* DATA TO USE
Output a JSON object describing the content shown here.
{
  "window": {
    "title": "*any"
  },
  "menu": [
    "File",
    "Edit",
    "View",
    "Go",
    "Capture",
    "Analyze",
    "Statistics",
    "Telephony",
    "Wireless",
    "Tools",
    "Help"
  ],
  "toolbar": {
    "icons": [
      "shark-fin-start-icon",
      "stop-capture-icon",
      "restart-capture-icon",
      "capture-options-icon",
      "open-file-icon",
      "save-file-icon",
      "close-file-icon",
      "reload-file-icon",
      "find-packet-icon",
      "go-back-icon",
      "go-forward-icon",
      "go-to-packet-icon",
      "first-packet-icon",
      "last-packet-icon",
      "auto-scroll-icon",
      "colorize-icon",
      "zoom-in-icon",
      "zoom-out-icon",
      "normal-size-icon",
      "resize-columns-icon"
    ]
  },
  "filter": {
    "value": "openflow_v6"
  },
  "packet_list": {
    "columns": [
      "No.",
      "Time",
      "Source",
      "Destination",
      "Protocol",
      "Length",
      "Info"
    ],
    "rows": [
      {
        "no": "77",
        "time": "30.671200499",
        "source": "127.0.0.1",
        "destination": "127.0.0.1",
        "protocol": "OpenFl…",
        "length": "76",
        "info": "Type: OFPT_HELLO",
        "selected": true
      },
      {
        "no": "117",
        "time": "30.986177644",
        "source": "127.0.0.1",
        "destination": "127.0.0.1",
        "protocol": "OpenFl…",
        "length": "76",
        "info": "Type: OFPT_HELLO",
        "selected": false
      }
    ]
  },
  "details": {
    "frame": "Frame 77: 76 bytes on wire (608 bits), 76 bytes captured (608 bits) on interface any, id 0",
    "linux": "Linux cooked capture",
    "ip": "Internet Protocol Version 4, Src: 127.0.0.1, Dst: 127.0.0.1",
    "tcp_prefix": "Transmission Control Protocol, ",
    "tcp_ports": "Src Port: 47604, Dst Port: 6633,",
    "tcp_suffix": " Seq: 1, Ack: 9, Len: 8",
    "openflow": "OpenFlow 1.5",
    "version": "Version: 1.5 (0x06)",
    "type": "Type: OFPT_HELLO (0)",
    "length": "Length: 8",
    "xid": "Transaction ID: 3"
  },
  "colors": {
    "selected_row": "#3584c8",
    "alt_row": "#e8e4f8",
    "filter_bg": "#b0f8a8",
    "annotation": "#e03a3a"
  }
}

* GOAL
Transcribe the material exactly as it reads.

* ANSWER TO THE TASK
Output a JSON object describing the content shown here.
{
  "window": {
    "title": "*any"
  },
  "menu": [
    "File",
    "Edit",
    "View",
    "Go",
    "Capture",
    "Analyze",
    "Statistics",
    "Telephony",
    "Wireless",
    "Tools",
    "Help"
  ],
  "toolbar": {
    "icons": [
      "shark-fin-start-icon",
      "stop-capture-icon",
      "restart-capture-icon",
      "capture-options-icon",
      "open-file-icon",
      "save-file-icon",
      "close-file-icon",
      "reload-file-icon",
      "find-packet-icon",
      "go-back-icon",
      "go-forward-icon",
      "go-to-packet-icon",
      "first-packet-icon",
      "last-packet-icon",
      "auto-scroll-icon",
      "colorize-icon",
      "zoom-in-icon",
      "zoom-out-icon",
      "normal-size-icon",
      "resize-columns-icon"
    ]
  },
  "filter": {
    "value": "openflow_v6"
  },
  "packet_list": {
    "columns": [
      "No.",
      "Time",
      "Source",
      "Destination",
      "Protocol",
      "Length",
      "Info"
    ],
    "rows": [
      {
        "no": "77",
        "time": "30.671200499",
        "source": "127.0.0.1",
        "destination": "127.0.0.1",
        "protocol": "OpenFl…",
        "length": "76",
        "info": "Type: OFPT_HELLO",
        "selected": true
      },
      {
        "no": "117",
        "time": "30.986177644",
        "source": "127.0.0.1",
        "destination": "127.0.0.1",
        "protocol": "OpenFl…",
        "length": "76",
        "info": "Type: OFPT_HELLO",
        "selected": false
      }
    ]
  },
  "details": {
    "frame": "Frame 77: 76 bytes on wire (608 bits), 76 bytes captured (608 bits) on interface any, id 0",
    "linux": "Linux cooked capture",
    "ip": "Internet Protocol Version 4, Src: 127.0.0.1, Dst: 127.0.0.1",
    "tcp_prefix": "Transmission Control Protocol, ",
    "tcp_ports": "Src Port: 47604, Dst Port: 6633,",
    "tcp_suffix": " Seq: 1, Ack: 9, Len: 8",
    "openflow": "OpenFlow 1.5",
    "version": "Version: 1.5 (0x06)",
    "type": "Type: OFPT_HELLO (0)",
    "length": "Length: 8",
    "xid": "Transaction ID: 3"
  },
  "colors": {
    "selected_row": "#3584c8",
    "alt_row": "#e8e4f8",
    "filter_bg": "#b0f8a8",
    "annotation": "#e03a3a"
  }
}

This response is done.